====== Texte source ======

D’ailleurs, le chercheur américain Lawrence Grossberg, qui s’est temporairement exilé en Grande-Bretagne et a fait un passage par le Centre à la fin des années 1960 pour échapper à la conscription et donc à la Guerre du Vietnam, a joué un rôle important dans ce processus. Il a été un passeur entre les deux continents, assurant une véritable continuité. Lors du colloque fêtant les 50 ans du CCCS, qui a eu lieu en 2014 à l’Université de Birmingham, Becky Conekin a suscité l’approbation et l’hilarité générale en parlant des deux ouvrages codirigés par Grossberg à la fin des années 1980 au début des années 1990 comme l’Ancien (Marxism and the Interpretation of Culture)[14] et le Nouveau Testament (Cultural Studies)[15]. Et « l’Ancien testament » comportait déjà son lot de textes féministes (Catherine McKinnon, Christine Delphy), postcoloniaux (Gayatri Chakravorty Spivak), antiracistes (Cornell West) ou postmarxistes (Ernesto Laclau, Chantal Mouffe). Ces deux ouvrages ont joué un rôle majeur, non seulement dans l’importation du domaine aux États-Unis, mais également dans sa redéfinition en Grande-Bretagne, alors que le mouvement d’institutionnalisation s’amplifiait. Si l’on devait toutefois caractériser la spécificité des Cultural Studies états-uniennes, on peut dire que le phénomène de démultiplication des paradigmes – qui accompagne la traduction scientifique de la politique identitaire – a été croissant. C’est une différence quantitative, d’une certaine façon, plus que qualitative, même si, bien sûr, dans l’immense masse de travaux qui ont été conduits sous la bannière des Cultural Studies internationales, il est des travaux non critiques ou politiquement insignifiants.

====== Extrait de données ======

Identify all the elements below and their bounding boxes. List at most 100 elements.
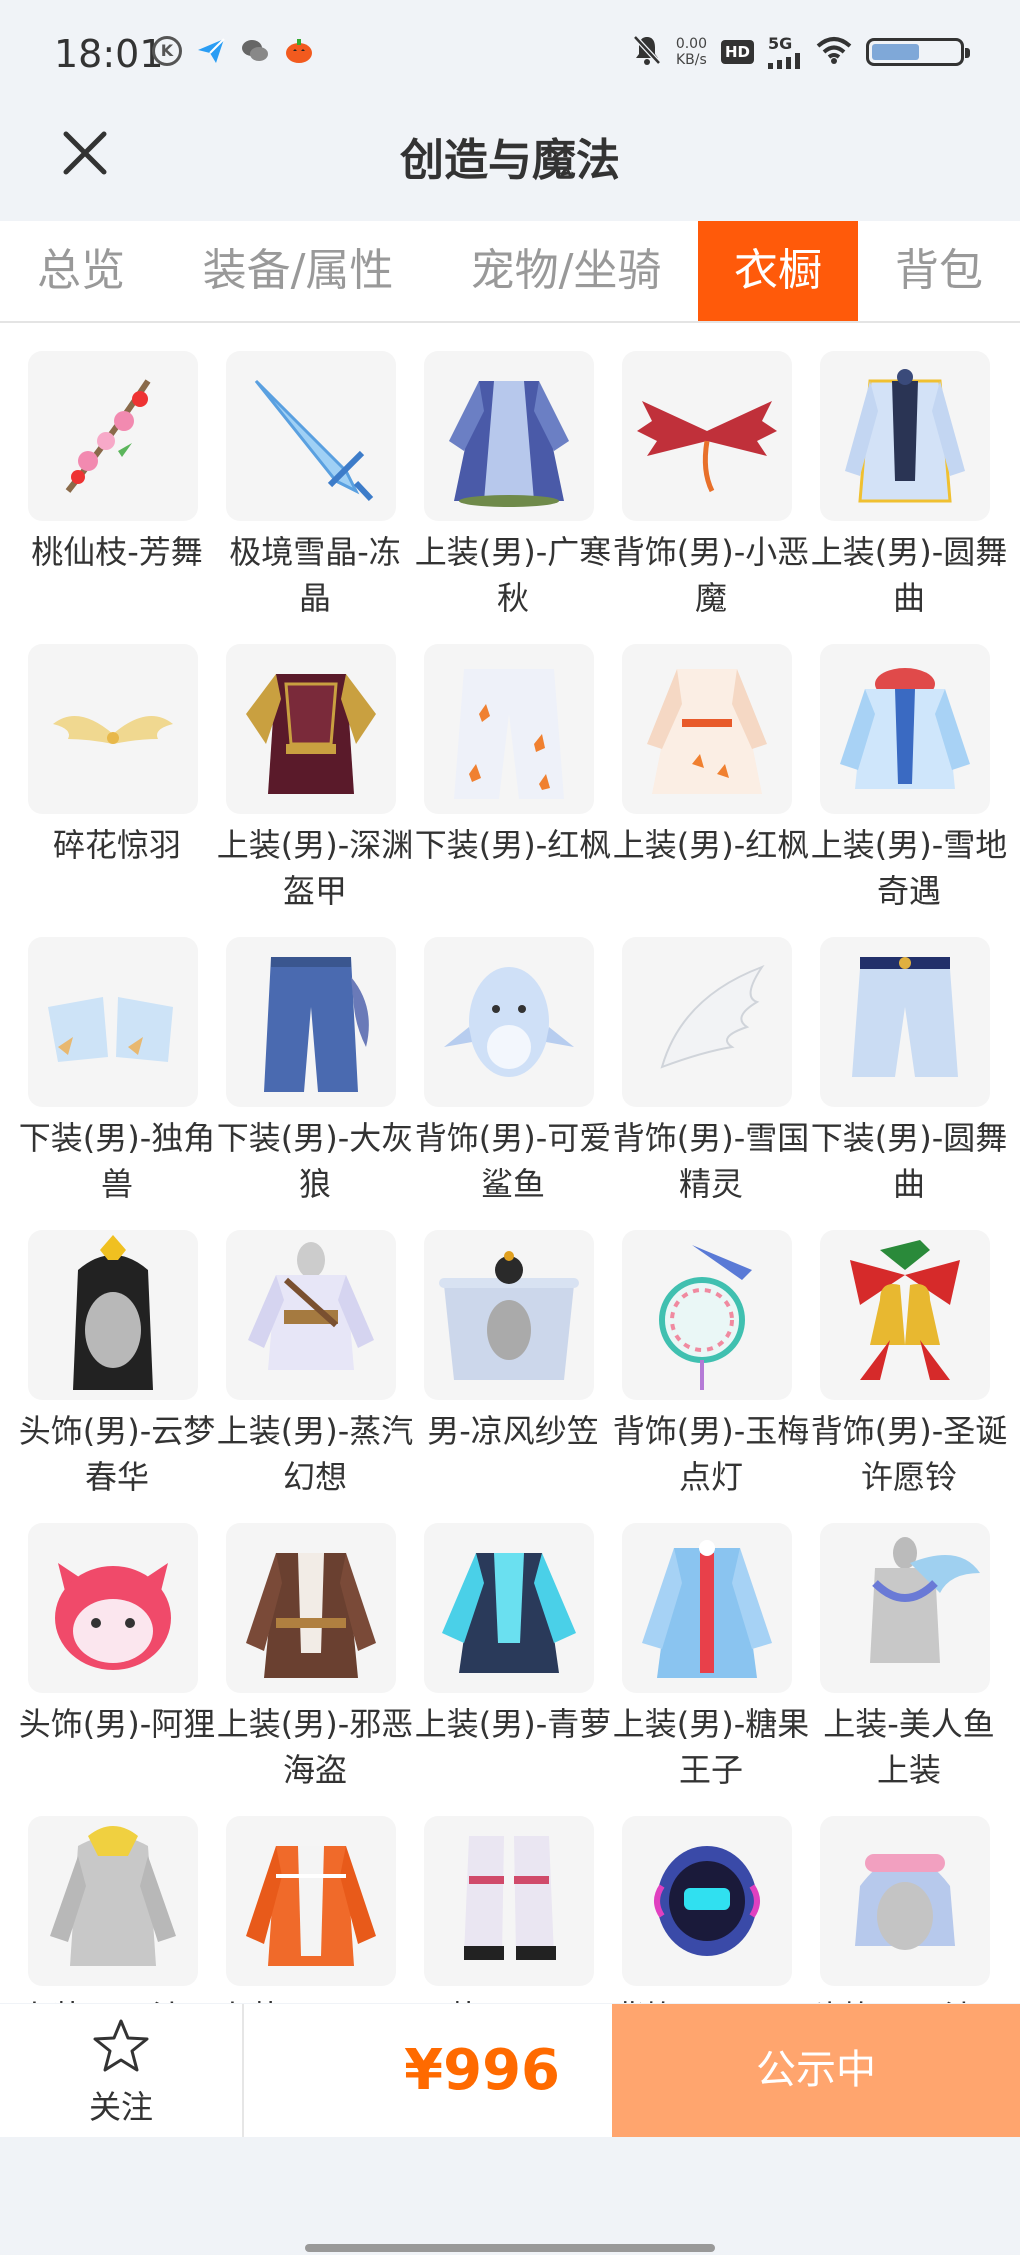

======

## Liste des tâches
- A) Dans le texte sur les Cultural Studies, relevez tous les auteurs cités comme contributeurs de « l'Ancien testament ».
- B) Prolongez le texte sur les Cultural Studies en partant de sa dernière phrase.
Ce matériau provient d'une source différente de celle du texte.

## Réponses rédigées
- A) Catherine McKinnon, Christine Delphy, Gayatri Chakravorty Spivak, Cornell West, Ernesto Laclau, Chantal Mouffe

- B)
Une autre façon de comprendre la différence entre les premières et deuxièmes vagues des Cultural Studies est l’abandon progressif du matérialisme culturel des fondateurs (Williams, Hall), influencé par la tradition littéraire, puis par la sémiologie (Dick Hebdige, Judith Williamson) vers l’accent mis sur la réception, et la valorisation de la consommation « active » (Ien Ang, Andrew Ross, John Fiske). Dans le cas du dernier, on a parlé de « populisme culturel », tant la dimension critique semble absente. Que pensez-vous de ce tournant ethnographique, traité de « circulaire et narcissique » par la critique australienne Meaghan Morris ?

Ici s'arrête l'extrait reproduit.